* WHAT IS REQUIRED *
Filter these entries, keeping only lines that hold the word "data".

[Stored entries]
════════
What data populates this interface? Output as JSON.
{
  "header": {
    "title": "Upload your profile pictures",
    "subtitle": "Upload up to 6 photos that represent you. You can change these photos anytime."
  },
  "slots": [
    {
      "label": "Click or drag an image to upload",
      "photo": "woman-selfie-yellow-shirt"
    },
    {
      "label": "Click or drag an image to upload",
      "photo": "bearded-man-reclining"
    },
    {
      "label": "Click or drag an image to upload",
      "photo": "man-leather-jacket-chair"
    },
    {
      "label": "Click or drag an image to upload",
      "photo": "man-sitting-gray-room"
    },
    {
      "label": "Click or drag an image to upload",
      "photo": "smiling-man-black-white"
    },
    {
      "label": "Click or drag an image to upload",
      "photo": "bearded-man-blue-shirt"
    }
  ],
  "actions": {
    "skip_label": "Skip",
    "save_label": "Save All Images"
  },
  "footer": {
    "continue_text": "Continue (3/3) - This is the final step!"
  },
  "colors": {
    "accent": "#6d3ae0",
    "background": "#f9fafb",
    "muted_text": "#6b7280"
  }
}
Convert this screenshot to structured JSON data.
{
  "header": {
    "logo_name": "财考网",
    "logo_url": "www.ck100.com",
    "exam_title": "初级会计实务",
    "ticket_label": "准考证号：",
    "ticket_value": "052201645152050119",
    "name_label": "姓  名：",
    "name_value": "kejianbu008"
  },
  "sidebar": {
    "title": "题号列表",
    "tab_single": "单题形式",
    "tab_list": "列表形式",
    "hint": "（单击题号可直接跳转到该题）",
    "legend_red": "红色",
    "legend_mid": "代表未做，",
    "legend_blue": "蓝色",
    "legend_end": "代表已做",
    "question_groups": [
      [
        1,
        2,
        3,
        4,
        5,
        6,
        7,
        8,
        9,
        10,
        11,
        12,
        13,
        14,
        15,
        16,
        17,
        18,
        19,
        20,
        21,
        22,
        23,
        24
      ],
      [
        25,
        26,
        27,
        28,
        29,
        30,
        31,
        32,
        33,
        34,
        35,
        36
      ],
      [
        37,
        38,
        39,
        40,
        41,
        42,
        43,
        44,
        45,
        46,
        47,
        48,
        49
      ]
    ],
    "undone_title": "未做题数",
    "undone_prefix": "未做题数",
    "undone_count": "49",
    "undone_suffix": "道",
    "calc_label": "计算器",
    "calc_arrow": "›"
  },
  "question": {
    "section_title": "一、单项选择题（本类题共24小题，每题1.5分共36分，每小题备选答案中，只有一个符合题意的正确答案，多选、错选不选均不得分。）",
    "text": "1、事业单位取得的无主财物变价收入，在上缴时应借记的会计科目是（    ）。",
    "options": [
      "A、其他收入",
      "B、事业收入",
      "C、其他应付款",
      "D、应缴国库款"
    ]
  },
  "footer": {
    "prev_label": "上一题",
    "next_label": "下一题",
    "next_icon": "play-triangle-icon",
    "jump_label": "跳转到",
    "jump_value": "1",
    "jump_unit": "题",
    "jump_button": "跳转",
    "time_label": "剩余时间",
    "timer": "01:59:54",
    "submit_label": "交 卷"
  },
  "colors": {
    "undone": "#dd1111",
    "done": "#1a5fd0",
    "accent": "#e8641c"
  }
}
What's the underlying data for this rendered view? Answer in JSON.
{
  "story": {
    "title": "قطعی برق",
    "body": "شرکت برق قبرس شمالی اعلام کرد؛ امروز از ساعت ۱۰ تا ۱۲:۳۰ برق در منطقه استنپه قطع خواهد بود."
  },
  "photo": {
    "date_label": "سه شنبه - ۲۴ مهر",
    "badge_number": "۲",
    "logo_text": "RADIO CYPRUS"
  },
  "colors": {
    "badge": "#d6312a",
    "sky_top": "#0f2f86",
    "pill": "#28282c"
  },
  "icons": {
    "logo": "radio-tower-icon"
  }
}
════════
* RESPONSE TO THE TASK *
What data populates this interface? Output as JSON.
Convert this screenshot to structured JSON data.
What's the underlying data for this rendered view? Answer in JSON.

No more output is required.